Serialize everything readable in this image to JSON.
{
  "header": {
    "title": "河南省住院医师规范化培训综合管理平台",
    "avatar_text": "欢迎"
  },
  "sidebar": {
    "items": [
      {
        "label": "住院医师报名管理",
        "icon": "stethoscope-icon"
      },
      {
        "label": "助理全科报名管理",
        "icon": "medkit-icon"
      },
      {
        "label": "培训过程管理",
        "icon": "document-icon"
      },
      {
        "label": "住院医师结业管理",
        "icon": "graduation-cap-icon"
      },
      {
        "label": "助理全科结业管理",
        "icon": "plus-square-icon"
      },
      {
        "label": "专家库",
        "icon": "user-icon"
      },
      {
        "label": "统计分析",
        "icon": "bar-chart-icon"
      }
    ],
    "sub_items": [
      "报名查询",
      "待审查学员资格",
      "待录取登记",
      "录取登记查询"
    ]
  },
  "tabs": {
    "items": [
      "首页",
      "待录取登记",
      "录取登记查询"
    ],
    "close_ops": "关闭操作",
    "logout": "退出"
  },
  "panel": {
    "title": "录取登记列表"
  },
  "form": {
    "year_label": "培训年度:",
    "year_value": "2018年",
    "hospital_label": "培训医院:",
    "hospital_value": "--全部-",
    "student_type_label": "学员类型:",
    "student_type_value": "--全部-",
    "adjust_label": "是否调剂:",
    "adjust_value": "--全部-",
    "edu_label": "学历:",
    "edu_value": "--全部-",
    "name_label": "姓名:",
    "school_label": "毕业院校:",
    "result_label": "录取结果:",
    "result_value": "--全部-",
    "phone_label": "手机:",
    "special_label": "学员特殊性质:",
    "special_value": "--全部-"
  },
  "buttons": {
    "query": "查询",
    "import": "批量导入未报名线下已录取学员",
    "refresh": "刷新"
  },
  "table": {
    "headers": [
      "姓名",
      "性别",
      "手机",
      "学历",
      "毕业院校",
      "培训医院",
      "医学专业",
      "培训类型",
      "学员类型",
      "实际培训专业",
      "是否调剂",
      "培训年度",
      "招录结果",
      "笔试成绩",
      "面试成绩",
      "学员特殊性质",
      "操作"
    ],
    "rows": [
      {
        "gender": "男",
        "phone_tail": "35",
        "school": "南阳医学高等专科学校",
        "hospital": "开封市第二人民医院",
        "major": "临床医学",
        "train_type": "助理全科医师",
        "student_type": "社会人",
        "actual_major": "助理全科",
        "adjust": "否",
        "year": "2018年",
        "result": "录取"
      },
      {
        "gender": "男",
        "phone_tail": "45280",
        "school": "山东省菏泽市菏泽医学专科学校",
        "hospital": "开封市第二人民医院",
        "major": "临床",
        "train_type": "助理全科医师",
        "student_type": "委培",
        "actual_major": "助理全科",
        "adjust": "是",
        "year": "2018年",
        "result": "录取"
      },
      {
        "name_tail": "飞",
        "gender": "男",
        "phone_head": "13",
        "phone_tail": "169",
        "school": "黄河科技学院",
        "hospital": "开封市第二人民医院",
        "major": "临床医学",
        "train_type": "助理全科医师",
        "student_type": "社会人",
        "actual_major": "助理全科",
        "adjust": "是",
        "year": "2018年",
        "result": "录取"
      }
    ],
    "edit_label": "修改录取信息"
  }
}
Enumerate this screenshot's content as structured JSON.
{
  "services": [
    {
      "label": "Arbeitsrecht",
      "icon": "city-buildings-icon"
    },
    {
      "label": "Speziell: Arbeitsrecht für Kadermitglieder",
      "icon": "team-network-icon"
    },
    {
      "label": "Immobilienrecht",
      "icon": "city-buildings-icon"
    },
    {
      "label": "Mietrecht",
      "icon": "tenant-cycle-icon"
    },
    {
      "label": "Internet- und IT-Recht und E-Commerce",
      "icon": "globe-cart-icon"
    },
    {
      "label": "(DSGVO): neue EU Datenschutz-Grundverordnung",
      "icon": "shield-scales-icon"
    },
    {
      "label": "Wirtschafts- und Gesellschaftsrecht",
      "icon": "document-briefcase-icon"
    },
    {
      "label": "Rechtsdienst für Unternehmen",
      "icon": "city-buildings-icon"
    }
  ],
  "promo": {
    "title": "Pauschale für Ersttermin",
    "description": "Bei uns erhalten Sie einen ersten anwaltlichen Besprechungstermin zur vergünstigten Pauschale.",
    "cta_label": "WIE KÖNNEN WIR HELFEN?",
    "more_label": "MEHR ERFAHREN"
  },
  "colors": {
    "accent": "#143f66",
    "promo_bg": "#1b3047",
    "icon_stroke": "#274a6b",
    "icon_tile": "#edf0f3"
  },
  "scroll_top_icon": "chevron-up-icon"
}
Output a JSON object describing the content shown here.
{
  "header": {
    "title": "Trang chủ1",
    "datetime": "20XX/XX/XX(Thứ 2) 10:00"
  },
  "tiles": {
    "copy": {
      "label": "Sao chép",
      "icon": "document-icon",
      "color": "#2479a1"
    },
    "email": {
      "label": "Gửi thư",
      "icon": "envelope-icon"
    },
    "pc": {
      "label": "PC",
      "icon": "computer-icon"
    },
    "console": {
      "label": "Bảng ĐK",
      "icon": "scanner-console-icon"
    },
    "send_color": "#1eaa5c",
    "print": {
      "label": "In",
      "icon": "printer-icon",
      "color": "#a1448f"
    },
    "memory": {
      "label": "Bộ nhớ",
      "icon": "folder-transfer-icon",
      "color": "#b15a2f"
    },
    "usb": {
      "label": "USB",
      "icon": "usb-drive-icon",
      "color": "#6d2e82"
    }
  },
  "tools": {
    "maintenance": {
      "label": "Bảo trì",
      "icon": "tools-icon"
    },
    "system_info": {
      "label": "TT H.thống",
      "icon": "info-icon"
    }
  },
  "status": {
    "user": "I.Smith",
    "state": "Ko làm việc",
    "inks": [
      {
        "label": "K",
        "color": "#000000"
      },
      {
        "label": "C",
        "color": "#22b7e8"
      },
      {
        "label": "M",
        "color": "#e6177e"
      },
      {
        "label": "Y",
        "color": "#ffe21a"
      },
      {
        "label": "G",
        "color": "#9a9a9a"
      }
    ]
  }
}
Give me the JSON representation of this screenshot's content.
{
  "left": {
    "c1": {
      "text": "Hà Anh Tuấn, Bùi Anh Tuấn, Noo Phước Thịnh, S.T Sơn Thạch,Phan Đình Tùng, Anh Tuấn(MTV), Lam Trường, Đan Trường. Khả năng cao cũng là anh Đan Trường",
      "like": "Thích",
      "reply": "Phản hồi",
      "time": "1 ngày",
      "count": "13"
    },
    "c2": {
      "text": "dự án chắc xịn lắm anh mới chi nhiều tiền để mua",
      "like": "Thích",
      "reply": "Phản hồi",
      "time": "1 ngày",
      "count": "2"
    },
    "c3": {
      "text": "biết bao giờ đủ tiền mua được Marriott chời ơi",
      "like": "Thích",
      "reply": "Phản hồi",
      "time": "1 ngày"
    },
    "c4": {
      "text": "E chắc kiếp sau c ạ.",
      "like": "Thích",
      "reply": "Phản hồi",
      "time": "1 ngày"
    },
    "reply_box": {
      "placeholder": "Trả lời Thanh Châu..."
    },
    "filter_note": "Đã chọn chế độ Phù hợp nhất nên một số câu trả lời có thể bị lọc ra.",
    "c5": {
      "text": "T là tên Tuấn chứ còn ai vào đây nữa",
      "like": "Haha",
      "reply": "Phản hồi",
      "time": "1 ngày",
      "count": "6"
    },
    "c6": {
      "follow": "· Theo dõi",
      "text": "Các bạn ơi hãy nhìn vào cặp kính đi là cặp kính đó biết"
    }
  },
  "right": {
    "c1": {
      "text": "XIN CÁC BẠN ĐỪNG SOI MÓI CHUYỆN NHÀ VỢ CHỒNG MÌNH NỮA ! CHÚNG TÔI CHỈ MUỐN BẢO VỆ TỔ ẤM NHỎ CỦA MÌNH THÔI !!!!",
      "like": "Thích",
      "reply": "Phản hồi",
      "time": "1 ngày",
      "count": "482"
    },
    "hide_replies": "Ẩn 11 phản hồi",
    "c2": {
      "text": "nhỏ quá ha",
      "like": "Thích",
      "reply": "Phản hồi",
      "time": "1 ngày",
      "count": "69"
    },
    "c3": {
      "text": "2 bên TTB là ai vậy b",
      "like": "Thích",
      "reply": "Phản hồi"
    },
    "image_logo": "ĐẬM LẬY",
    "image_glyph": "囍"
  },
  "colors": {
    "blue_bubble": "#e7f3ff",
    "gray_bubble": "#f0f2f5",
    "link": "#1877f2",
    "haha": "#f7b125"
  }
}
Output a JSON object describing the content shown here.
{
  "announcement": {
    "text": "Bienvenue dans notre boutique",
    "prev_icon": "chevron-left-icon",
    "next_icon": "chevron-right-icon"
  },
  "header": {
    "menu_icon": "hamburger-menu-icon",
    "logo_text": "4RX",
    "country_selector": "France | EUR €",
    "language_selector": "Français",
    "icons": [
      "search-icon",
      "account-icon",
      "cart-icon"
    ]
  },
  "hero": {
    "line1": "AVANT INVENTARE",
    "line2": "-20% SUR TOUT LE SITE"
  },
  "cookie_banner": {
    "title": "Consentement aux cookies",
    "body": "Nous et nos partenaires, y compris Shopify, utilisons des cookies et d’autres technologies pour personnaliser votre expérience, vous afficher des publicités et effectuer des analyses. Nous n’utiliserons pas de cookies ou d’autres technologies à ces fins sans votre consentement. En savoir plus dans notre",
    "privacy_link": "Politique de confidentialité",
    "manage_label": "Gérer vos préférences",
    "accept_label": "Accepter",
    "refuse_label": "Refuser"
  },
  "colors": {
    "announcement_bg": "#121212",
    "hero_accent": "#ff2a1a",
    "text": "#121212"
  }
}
☆ ☆ ☆ ☆ ☆
*Aim*. Review the material and copy each line in which the word "chevron" appears.

*Exercise answer*.
  "scroll_top_icon": "chevron-up-icon"
    "prev_icon": "chevron-left-icon",
    "next_icon": "chevron-right-icon"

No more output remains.